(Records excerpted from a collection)
-------

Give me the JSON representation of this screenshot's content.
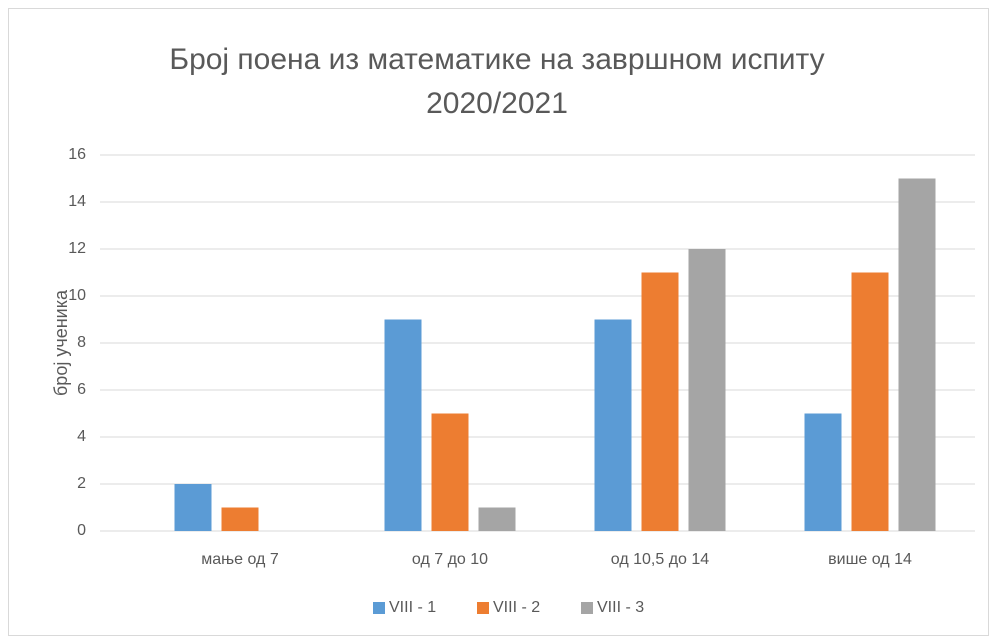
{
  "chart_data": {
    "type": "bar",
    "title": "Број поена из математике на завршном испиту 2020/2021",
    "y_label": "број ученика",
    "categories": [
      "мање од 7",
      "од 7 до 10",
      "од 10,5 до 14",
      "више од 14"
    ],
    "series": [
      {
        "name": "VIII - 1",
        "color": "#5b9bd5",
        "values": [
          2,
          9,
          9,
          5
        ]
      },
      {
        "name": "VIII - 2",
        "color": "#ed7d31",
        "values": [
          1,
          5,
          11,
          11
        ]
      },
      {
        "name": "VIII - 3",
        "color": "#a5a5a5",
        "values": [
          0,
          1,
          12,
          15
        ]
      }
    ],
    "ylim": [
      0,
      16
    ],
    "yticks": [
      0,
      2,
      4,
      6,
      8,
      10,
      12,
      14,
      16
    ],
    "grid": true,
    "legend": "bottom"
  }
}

-------

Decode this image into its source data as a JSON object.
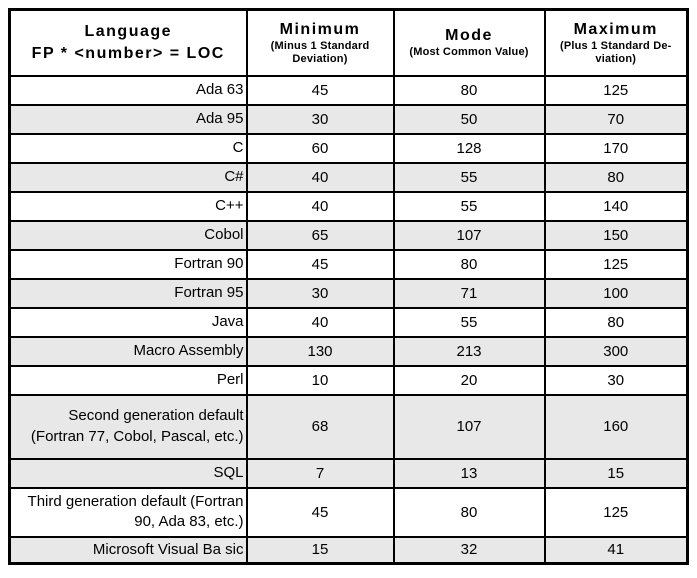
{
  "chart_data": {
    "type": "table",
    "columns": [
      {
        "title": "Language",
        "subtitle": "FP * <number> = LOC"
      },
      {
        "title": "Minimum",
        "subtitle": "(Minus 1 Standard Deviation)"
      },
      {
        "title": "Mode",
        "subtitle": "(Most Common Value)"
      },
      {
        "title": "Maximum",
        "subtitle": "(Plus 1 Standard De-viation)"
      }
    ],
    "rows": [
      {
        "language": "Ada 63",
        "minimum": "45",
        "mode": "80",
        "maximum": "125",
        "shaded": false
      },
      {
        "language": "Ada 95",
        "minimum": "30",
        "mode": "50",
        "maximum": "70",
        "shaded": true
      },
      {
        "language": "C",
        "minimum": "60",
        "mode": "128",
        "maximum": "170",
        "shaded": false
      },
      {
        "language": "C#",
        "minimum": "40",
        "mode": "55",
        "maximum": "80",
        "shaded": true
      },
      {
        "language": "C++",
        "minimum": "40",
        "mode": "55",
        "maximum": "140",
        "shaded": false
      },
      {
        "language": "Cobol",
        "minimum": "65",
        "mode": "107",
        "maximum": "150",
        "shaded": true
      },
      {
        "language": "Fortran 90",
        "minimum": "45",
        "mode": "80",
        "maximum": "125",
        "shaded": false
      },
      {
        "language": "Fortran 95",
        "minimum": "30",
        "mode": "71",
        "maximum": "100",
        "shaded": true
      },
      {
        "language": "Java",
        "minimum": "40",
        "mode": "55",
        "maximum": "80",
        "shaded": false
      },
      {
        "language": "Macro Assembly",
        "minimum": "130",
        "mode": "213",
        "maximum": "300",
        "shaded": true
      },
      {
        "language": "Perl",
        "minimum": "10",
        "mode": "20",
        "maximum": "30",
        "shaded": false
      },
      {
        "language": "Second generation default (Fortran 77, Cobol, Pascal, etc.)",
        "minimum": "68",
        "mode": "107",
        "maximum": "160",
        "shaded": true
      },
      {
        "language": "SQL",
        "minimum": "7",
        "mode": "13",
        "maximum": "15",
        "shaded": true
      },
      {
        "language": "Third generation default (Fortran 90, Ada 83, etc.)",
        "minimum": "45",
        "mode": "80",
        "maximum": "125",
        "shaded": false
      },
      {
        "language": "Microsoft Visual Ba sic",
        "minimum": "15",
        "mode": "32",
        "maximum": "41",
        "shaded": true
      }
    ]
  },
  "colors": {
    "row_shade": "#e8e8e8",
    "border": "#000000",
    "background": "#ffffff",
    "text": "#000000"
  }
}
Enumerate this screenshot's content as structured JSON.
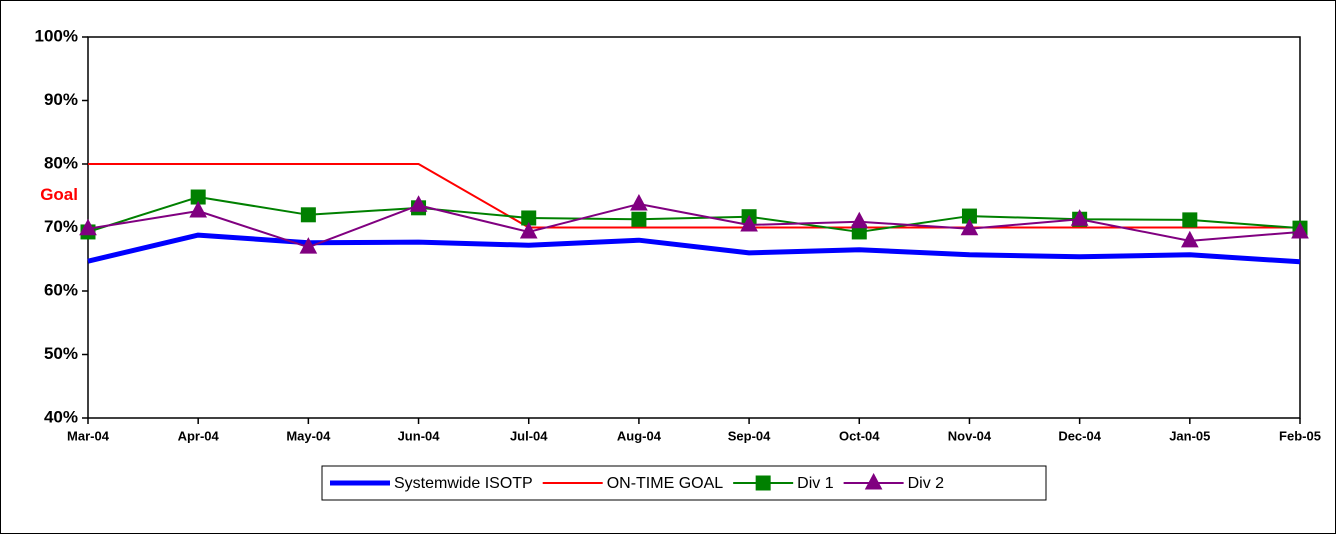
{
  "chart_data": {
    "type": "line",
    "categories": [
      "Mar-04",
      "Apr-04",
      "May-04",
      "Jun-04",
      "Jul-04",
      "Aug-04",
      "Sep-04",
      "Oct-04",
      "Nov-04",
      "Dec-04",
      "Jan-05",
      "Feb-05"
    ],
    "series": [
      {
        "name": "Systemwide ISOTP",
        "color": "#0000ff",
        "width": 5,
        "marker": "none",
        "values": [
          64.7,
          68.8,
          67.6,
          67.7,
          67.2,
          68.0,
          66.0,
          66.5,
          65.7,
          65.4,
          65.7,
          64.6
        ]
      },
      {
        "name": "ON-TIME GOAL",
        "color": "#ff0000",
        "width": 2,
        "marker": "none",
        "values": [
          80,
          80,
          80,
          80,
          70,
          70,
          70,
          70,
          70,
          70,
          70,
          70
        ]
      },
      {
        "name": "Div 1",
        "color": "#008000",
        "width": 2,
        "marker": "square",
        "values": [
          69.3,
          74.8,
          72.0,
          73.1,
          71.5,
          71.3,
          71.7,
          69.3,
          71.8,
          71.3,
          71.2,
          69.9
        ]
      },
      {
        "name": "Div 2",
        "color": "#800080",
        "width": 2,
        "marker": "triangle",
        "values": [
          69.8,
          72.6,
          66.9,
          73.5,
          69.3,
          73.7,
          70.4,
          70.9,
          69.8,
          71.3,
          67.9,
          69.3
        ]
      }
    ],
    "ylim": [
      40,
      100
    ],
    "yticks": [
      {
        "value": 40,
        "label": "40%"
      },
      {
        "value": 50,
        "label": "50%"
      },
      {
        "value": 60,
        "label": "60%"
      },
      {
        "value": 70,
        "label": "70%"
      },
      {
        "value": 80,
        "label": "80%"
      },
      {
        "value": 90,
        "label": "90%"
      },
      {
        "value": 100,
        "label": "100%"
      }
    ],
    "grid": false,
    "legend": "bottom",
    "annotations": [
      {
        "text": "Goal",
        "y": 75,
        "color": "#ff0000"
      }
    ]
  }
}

-------

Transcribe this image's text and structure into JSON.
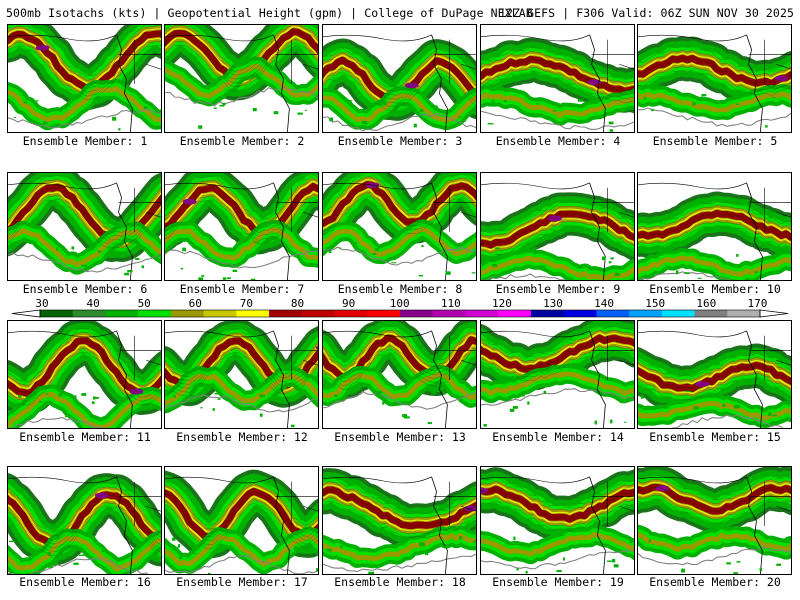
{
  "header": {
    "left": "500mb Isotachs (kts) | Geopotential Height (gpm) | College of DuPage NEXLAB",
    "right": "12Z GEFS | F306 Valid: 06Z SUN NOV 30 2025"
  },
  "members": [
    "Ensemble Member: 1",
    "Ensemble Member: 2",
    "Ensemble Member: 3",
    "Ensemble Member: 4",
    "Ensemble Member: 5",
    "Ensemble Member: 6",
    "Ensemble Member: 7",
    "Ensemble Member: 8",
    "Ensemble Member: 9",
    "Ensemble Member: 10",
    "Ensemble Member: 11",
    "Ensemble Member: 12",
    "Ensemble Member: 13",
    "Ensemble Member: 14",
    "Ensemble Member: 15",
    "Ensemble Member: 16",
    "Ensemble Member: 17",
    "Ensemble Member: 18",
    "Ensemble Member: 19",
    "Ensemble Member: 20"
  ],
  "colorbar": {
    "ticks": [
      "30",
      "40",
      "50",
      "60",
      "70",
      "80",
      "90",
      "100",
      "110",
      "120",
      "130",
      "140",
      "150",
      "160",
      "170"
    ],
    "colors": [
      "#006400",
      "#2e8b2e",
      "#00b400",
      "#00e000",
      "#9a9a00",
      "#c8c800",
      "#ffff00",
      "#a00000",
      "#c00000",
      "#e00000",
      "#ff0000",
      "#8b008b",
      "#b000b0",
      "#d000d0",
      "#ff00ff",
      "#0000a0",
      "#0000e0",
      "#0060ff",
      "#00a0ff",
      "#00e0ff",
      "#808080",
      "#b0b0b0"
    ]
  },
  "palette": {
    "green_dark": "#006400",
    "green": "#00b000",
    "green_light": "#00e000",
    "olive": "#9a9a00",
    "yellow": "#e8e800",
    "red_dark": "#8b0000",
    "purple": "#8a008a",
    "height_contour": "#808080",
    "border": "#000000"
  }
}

-------

Task details – In the entries above, count each line with "generation"; reply with the total only.

Result of this exercise – 2